Gather from the material every line that contains the string "спутниковых".

··· DATA EXTRACT

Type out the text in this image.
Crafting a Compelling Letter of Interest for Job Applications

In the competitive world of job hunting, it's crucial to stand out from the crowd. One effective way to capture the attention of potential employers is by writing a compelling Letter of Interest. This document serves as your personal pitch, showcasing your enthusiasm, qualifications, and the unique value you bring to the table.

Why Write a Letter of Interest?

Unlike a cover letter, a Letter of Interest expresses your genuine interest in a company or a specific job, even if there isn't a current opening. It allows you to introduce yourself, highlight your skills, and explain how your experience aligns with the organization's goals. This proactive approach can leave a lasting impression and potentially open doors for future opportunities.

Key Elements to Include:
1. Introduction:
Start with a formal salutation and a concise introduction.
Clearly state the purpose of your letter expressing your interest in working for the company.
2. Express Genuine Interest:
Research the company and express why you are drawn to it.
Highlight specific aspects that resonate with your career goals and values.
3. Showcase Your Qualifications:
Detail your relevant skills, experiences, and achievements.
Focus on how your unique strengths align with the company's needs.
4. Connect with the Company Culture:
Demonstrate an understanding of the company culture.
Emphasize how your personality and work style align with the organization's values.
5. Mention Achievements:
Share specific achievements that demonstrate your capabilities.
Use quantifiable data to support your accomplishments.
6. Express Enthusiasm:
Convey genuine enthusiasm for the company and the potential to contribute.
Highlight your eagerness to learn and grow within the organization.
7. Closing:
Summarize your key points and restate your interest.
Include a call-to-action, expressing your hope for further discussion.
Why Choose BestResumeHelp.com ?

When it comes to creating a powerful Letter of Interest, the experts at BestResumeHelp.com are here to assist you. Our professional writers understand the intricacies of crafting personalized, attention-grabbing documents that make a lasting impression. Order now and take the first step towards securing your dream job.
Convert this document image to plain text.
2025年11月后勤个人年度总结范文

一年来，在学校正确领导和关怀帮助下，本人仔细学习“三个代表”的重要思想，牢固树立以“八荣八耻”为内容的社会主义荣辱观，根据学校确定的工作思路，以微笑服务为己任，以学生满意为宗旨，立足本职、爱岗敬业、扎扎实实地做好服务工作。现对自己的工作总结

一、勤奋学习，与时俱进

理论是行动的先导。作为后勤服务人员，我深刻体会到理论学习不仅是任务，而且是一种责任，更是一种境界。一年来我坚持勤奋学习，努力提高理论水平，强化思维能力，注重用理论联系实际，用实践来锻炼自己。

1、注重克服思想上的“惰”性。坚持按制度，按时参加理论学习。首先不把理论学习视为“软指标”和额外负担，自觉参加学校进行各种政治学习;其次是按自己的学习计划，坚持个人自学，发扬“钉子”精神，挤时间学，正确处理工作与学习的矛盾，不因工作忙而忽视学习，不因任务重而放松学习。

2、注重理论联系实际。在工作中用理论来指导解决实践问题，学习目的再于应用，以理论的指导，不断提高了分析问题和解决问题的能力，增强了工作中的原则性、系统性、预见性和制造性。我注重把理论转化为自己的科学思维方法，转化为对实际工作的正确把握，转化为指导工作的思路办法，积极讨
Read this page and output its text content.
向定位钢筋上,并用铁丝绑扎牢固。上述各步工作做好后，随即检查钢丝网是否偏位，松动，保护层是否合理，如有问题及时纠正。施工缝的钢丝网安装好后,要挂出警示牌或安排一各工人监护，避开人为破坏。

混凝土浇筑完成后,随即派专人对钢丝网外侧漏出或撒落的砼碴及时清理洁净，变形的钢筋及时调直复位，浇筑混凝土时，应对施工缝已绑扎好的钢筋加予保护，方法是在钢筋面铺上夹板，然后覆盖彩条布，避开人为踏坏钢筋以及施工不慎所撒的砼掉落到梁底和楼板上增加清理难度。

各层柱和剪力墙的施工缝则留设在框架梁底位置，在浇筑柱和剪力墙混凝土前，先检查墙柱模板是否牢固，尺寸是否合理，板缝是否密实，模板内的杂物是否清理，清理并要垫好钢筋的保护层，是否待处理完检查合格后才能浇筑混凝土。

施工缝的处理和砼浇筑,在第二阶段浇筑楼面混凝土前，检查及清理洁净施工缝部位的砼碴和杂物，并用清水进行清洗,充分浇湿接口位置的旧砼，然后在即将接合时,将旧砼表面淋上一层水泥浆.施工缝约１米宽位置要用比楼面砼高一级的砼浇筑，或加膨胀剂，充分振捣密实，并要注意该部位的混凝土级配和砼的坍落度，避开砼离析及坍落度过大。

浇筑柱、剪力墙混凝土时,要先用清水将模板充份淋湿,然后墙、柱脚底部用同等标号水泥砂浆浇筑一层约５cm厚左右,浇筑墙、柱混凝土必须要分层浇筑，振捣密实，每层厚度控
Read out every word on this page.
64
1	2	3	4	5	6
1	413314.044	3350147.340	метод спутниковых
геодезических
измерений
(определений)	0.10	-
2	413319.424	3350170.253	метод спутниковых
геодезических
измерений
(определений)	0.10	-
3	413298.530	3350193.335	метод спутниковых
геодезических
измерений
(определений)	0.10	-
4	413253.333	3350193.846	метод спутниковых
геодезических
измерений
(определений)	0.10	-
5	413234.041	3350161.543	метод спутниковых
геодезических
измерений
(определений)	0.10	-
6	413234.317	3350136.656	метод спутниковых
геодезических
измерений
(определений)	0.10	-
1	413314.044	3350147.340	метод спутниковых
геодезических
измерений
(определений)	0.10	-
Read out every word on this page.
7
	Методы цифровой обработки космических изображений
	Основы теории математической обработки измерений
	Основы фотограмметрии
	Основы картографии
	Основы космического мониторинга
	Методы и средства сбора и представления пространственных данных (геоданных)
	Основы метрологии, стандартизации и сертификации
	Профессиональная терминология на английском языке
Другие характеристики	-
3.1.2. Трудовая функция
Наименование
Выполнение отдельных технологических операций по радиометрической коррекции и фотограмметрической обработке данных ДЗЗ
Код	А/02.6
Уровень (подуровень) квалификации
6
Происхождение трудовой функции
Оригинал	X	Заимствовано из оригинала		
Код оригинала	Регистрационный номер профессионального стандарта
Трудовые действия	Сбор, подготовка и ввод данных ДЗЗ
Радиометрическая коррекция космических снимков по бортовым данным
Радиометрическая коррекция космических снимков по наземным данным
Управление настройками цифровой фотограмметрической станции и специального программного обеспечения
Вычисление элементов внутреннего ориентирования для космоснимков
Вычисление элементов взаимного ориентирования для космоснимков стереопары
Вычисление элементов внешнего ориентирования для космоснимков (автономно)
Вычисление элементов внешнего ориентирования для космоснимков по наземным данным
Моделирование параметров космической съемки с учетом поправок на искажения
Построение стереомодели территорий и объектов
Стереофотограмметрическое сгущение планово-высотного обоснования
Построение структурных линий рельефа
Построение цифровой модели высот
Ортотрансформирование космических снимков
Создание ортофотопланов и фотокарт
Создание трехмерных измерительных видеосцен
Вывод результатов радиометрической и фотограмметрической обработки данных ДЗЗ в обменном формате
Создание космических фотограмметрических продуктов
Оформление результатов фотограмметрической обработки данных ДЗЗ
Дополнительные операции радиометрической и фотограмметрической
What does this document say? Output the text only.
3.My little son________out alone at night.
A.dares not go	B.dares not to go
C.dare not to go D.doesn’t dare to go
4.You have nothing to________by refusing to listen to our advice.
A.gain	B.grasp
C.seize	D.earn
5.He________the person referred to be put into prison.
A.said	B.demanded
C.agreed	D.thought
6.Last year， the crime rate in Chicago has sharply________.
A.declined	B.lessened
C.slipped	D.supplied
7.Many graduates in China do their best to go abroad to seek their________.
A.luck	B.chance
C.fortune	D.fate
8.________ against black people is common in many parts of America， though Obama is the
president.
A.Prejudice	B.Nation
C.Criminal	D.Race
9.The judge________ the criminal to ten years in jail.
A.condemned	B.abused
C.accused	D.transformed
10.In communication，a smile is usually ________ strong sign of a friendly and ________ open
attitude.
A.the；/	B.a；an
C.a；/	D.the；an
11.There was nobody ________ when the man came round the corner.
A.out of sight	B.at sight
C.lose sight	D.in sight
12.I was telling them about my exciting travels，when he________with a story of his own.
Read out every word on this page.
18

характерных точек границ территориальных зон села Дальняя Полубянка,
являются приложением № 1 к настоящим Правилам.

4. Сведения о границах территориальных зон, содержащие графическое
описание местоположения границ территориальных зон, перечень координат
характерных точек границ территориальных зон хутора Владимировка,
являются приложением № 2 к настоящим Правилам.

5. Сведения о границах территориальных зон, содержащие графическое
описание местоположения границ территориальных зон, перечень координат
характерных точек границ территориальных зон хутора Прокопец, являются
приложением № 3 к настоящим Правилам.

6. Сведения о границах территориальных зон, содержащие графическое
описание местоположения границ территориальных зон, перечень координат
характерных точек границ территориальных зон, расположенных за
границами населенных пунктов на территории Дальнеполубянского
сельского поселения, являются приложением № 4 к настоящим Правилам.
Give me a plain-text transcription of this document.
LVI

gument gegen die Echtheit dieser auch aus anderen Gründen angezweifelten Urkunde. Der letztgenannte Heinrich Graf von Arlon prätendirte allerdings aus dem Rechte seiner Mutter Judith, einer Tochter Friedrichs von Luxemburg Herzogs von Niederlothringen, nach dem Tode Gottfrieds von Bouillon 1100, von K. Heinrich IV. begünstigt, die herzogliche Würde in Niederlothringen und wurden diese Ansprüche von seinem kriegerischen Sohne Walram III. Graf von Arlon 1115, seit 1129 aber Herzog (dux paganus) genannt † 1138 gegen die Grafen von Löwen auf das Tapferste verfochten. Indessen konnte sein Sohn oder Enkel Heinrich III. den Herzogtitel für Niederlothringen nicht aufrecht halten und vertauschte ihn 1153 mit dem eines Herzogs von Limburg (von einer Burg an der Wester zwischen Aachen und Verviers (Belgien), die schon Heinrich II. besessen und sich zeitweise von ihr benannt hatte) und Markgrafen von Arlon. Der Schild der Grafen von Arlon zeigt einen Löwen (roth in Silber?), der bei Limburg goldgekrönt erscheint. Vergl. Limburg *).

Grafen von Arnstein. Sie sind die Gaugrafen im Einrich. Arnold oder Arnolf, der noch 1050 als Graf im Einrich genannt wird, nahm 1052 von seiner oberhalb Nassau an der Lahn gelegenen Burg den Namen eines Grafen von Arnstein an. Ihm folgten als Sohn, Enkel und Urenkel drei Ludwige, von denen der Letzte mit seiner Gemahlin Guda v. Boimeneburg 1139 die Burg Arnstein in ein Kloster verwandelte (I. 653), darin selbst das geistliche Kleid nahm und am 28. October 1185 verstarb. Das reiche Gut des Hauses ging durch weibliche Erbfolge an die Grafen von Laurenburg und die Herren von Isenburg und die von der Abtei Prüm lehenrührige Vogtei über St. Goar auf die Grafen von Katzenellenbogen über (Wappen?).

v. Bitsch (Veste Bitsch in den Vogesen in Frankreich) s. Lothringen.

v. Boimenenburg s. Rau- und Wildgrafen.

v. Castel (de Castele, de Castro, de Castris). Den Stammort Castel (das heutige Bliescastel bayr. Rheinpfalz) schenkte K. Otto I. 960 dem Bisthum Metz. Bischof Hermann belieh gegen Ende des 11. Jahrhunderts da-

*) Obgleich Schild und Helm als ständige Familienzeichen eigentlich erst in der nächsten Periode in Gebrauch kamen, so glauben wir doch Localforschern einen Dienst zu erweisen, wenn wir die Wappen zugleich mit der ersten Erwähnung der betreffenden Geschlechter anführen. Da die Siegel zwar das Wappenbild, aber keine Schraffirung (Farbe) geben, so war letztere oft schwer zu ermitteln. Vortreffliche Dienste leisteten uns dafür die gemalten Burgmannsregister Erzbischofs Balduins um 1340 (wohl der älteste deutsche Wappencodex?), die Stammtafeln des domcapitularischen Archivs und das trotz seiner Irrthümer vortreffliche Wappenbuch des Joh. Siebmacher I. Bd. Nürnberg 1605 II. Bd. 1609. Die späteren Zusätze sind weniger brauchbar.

······

• RESULT FOR THIS EXERCISE:
1	413314.044	3350147.340	метод спутниковых
2	413319.424	3350170.253	метод спутниковых
3	413298.530	3350193.335	метод спутниковых
4	413253.333	3350193.846	метод спутниковых
5	413234.041	3350161.543	метод спутниковых
6	413234.317	3350136.656	метод спутниковых
1	413314.044	3350147.340	метод спутниковых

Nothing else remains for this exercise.